**Description of the task:**
Repeat every record below exactly, omitting any pictures.

Lines of data
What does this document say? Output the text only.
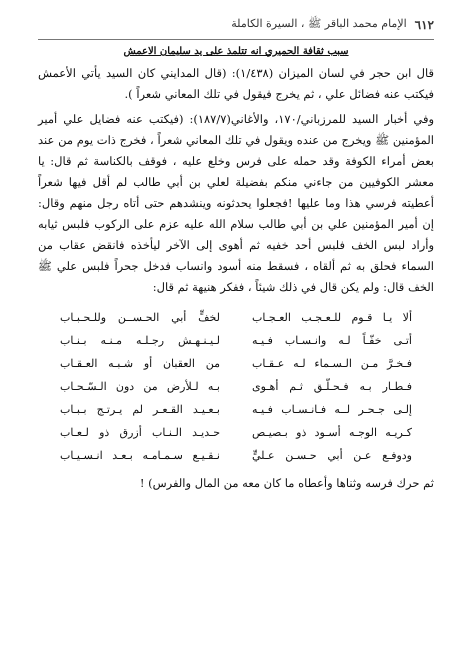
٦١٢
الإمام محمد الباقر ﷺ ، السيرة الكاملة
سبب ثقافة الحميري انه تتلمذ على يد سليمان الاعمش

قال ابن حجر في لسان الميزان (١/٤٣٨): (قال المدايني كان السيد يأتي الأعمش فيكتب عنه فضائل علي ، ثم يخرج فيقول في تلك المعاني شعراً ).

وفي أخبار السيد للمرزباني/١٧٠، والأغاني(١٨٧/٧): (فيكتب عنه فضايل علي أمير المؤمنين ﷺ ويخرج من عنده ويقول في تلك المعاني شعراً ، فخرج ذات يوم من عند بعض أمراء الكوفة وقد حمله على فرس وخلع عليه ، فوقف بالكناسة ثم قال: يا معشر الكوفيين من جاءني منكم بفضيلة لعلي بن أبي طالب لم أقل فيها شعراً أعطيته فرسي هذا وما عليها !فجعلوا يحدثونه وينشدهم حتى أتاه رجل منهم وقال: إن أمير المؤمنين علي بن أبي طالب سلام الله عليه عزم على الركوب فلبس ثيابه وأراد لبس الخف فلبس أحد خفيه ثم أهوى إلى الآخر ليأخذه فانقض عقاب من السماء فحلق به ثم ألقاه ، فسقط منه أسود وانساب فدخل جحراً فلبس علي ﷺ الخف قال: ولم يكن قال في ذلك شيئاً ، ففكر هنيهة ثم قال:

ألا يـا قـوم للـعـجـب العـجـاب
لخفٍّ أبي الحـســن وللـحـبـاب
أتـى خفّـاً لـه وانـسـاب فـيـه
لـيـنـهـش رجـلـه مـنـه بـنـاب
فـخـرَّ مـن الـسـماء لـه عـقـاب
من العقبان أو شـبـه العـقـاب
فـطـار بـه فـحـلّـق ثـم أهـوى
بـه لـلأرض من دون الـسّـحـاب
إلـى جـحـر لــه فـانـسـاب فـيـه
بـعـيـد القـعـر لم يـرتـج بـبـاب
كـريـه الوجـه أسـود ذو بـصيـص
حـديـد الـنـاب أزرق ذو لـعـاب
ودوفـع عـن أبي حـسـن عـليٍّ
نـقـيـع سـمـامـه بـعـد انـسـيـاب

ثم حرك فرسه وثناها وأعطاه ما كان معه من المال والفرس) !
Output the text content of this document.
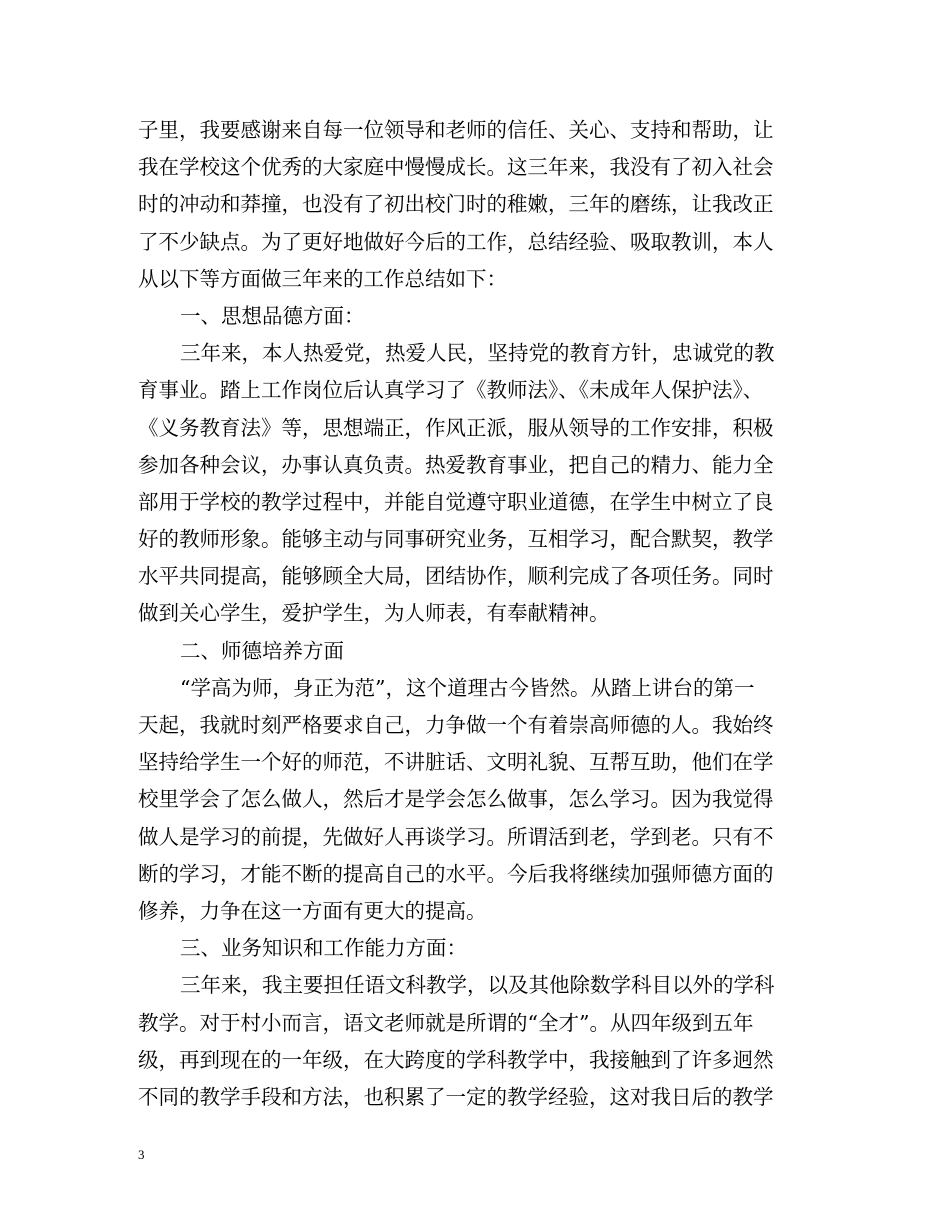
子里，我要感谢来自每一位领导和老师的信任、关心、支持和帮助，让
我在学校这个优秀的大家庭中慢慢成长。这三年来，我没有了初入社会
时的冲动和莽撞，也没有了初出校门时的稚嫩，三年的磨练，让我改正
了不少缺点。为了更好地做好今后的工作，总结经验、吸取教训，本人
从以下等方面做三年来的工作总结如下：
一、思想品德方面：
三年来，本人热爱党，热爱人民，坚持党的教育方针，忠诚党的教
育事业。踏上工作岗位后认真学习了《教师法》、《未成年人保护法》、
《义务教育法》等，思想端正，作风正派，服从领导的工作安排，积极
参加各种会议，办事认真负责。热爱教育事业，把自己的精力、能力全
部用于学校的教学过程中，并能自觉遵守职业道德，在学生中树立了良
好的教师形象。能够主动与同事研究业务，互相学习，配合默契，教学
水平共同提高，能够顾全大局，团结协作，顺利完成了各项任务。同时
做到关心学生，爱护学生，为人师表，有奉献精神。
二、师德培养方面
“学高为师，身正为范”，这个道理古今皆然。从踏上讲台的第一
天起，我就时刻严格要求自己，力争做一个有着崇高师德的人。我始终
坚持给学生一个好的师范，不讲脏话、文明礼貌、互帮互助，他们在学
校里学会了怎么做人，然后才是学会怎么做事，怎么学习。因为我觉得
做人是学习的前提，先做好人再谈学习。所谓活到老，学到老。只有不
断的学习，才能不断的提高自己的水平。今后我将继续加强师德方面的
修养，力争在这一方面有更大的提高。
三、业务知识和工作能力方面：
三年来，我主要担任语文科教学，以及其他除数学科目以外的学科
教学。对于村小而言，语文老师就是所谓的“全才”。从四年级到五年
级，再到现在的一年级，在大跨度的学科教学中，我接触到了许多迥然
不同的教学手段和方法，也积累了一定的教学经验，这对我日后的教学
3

**Worked solution:**
What does this document say? Output the text only.
٦١٢
الإمام محمد الباقر ﷺ ، السيرة الكاملة
سبب ثقافة الحميري انه تتلمذ على يد سليمان الاعمش

قال ابن حجر في لسان الميزان (١/٤٣٨): (قال المدايني كان السيد يأتي الأعمش فيكتب عنه فضائل علي ، ثم يخرج فيقول في تلك المعاني شعراً ).

وفي أخبار السيد للمرزباني/١٧٠، والأغاني(١٨٧/٧): (فيكتب عنه فضايل علي أمير المؤمنين ﷺ ويخرج من عنده ويقول في تلك المعاني شعراً ، فخرج ذات يوم من عند بعض أمراء الكوفة وقد حمله على فرس وخلع عليه ، فوقف بالكناسة ثم قال: يا معشر الكوفيين من جاءني منكم بفضيلة لعلي بن أبي طالب لم أقل فيها شعراً أعطيته فرسي هذا وما عليها !فجعلوا يحدثونه وينشدهم حتى أتاه رجل منهم وقال: إن أمير المؤمنين علي بن أبي طالب سلام الله عليه عزم على الركوب فلبس ثيابه وأراد لبس الخف فلبس أحد خفيه ثم أهوى إلى الآخر ليأخذه فانقض عقاب من السماء فحلق به ثم ألقاه ، فسقط منه أسود وانساب فدخل جحراً فلبس علي ﷺ الخف قال: ولم يكن قال في ذلك شيئاً ، ففكر هنيهة ثم قال:

ألا يـا قـوم للـعـجـب العـجـاب
لخفٍّ أبي الحـســن وللـحـبـاب
أتـى خفّـاً لـه وانـسـاب فـيـه
لـيـنـهـش رجـلـه مـنـه بـنـاب
فـخـرَّ مـن الـسـماء لـه عـقـاب
من العقبان أو شـبـه العـقـاب
فـطـار بـه فـحـلّـق ثـم أهـوى
بـه لـلأرض من دون الـسّـحـاب
إلـى جـحـر لــه فـانـسـاب فـيـه
بـعـيـد القـعـر لم يـرتـج بـبـاب
كـريـه الوجـه أسـود ذو بـصيـص
حـديـد الـنـاب أزرق ذو لـعـاب
ودوفـع عـن أبي حـسـن عـليٍّ
نـقـيـع سـمـامـه بـعـد انـسـيـاب

ثم حرك فرسه وثناها وأعطاه ما كان معه من المال والفرس) !
Output the text content of this document.
子里，我要感谢来自每一位领导和老师的信任、关心、支持和帮助，让
我在学校这个优秀的大家庭中慢慢成长。这三年来，我没有了初入社会
时的冲动和莽撞，也没有了初出校门时的稚嫩，三年的磨练，让我改正
了不少缺点。为了更好地做好今后的工作，总结经验、吸取教训，本人
从以下等方面做三年来的工作总结如下：
一、思想品德方面：
三年来，本人热爱党，热爱人民，坚持党的教育方针，忠诚党的教
育事业。踏上工作岗位后认真学习了《教师法》、《未成年人保护法》、
《义务教育法》等，思想端正，作风正派，服从领导的工作安排，积极
参加各种会议，办事认真负责。热爱教育事业，把自己的精力、能力全
部用于学校的教学过程中，并能自觉遵守职业道德，在学生中树立了良
好的教师形象。能够主动与同事研究业务，互相学习，配合默契，教学
水平共同提高，能够顾全大局，团结协作，顺利完成了各项任务。同时
做到关心学生，爱护学生，为人师表，有奉献精神。
二、师德培养方面
“学高为师，身正为范”，这个道理古今皆然。从踏上讲台的第一
天起，我就时刻严格要求自己，力争做一个有着崇高师德的人。我始终
坚持给学生一个好的师范，不讲脏话、文明礼貌、互帮互助，他们在学
校里学会了怎么做人，然后才是学会怎么做事，怎么学习。因为我觉得
做人是学习的前提，先做好人再谈学习。所谓活到老，学到老。只有不
断的学习，才能不断的提高自己的水平。今后我将继续加强师德方面的
修养，力争在这一方面有更大的提高。
三、业务知识和工作能力方面：
三年来，我主要担任语文科教学，以及其他除数学科目以外的学科
教学。对于村小而言，语文老师就是所谓的“全才”。从四年级到五年
级，再到现在的一年级，在大跨度的学科教学中，我接触到了许多迥然
不同的教学手段和方法，也积累了一定的教学经验，这对我日后的教学
3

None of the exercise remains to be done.